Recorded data
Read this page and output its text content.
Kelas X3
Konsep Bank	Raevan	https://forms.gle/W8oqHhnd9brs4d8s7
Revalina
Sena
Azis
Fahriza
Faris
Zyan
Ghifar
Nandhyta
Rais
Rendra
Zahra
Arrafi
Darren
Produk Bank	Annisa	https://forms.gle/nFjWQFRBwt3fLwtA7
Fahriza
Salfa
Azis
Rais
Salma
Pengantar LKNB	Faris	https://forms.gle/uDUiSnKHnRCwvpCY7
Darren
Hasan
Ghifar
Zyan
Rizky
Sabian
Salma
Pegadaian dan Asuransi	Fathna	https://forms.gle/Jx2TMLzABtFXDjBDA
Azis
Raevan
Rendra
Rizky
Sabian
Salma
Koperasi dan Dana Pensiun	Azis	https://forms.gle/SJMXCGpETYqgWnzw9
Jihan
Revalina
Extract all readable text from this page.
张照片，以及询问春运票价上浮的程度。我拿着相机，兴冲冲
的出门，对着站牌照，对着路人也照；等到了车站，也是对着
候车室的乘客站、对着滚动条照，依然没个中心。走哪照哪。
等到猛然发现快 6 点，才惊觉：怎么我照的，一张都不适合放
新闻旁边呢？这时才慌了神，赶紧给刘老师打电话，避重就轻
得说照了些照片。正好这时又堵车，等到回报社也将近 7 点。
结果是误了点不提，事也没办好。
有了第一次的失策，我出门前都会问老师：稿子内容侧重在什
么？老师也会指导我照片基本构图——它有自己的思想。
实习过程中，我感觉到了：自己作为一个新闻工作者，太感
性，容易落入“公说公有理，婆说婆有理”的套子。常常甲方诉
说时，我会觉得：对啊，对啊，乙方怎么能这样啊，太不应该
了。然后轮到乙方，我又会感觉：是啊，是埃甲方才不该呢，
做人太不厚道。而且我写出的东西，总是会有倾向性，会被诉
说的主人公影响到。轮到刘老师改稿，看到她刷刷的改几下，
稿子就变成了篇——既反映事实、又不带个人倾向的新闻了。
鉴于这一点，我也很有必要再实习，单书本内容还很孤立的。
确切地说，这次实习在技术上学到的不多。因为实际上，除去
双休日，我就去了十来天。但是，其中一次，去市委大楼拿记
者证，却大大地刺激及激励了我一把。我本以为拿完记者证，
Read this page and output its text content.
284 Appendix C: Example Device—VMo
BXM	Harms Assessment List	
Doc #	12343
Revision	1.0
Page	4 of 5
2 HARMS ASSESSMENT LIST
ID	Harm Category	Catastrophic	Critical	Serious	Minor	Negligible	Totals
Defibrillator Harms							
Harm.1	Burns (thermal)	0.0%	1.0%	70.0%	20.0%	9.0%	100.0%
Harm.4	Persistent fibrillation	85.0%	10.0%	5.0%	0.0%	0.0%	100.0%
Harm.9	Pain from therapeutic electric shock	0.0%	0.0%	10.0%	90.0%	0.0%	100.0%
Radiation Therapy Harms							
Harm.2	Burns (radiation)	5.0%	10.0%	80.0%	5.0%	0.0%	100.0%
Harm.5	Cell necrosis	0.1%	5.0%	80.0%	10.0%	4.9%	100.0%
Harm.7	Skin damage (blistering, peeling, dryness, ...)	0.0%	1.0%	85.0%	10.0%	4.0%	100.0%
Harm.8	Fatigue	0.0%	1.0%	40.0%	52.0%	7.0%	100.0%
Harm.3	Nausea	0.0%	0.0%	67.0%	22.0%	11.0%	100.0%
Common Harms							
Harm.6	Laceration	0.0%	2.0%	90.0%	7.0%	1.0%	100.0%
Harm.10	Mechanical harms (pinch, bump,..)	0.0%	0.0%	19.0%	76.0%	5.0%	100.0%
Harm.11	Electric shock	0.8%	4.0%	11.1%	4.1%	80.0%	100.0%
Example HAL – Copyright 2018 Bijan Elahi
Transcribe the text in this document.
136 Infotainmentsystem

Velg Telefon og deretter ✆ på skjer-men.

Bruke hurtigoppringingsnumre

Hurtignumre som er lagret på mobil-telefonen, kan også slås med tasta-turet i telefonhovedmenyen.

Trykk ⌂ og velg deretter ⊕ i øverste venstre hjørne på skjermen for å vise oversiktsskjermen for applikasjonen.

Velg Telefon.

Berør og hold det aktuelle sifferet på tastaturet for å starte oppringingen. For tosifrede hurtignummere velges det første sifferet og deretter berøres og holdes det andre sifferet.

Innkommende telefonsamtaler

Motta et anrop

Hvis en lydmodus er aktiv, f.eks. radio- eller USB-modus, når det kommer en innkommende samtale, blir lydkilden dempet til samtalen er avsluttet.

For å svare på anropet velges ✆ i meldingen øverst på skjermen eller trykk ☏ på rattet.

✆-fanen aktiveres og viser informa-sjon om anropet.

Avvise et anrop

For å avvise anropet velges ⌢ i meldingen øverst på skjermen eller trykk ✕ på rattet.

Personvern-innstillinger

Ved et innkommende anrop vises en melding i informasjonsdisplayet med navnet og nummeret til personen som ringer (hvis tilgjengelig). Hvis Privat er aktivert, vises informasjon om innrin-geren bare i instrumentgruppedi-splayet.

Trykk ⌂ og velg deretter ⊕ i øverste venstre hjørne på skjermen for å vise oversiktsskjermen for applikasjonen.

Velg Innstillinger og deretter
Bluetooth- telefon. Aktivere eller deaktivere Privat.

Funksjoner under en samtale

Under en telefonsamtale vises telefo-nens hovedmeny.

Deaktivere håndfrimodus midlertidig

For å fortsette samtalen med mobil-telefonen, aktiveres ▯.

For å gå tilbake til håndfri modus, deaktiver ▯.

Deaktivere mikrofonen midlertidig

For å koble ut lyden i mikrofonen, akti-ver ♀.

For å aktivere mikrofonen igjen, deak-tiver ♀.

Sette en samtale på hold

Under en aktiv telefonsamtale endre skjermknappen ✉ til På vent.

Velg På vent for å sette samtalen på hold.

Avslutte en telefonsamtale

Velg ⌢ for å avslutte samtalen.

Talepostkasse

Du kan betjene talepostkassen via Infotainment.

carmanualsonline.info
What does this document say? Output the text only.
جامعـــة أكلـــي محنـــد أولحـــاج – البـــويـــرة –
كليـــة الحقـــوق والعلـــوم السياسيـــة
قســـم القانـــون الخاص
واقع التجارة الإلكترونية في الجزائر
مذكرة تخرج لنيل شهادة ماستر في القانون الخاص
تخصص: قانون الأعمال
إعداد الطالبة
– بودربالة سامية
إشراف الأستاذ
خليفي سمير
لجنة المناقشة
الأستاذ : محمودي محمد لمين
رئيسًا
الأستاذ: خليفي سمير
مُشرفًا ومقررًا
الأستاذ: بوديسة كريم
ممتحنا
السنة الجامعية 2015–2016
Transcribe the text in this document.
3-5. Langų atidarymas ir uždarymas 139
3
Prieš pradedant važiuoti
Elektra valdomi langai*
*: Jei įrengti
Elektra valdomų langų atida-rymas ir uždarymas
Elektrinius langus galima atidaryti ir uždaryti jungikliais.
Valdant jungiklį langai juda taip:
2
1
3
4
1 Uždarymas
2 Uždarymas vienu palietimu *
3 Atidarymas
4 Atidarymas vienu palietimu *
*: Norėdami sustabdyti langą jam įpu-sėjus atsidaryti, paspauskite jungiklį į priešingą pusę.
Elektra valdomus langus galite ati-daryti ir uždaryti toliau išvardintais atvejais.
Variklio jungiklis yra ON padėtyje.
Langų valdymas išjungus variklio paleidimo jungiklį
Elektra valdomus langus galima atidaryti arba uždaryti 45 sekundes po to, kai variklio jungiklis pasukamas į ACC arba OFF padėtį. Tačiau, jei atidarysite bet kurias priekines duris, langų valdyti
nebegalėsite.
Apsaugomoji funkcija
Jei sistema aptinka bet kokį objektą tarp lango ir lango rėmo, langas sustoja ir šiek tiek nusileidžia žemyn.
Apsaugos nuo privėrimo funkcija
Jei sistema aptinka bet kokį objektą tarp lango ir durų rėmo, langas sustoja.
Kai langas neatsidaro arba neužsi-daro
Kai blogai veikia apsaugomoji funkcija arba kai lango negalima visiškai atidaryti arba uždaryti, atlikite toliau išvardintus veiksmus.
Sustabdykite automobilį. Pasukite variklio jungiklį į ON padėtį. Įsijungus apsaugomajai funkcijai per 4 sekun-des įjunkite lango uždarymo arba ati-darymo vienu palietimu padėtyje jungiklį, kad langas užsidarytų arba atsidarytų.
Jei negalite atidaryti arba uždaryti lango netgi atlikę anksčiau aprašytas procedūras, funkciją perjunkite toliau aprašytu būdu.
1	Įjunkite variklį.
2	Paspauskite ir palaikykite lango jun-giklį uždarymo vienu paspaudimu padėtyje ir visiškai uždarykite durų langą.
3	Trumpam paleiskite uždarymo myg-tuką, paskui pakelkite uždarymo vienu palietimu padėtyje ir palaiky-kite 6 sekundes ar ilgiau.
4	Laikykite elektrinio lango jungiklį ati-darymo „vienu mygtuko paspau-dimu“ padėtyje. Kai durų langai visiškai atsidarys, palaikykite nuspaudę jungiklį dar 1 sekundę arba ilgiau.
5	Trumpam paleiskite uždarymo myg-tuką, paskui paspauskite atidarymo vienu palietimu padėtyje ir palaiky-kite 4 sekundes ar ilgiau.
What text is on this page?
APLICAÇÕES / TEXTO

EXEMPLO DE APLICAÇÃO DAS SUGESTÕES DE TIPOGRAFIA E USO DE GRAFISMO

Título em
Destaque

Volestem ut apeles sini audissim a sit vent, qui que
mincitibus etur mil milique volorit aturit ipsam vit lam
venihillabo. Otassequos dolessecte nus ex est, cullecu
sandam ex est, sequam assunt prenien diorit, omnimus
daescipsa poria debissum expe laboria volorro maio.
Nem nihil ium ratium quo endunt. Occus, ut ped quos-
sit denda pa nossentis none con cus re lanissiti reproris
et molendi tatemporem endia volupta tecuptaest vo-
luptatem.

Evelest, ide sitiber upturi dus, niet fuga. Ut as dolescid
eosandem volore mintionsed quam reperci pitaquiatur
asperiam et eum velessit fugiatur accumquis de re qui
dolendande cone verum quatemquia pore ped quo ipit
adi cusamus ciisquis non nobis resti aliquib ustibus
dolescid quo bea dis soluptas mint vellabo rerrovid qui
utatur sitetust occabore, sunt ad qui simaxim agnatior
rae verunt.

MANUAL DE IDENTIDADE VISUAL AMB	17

Problem to solve:
Go through the records above, find every line with the word "shock", and list those lines.

Output:
Harm.9	Pain from therapeutic electric shock	0.0%	0.0%	10.0%	90.0%	0.0%	100.0%
Harm.11	Electric shock	0.8%	4.0%	11.1%	4.1%	80.0%	100.0%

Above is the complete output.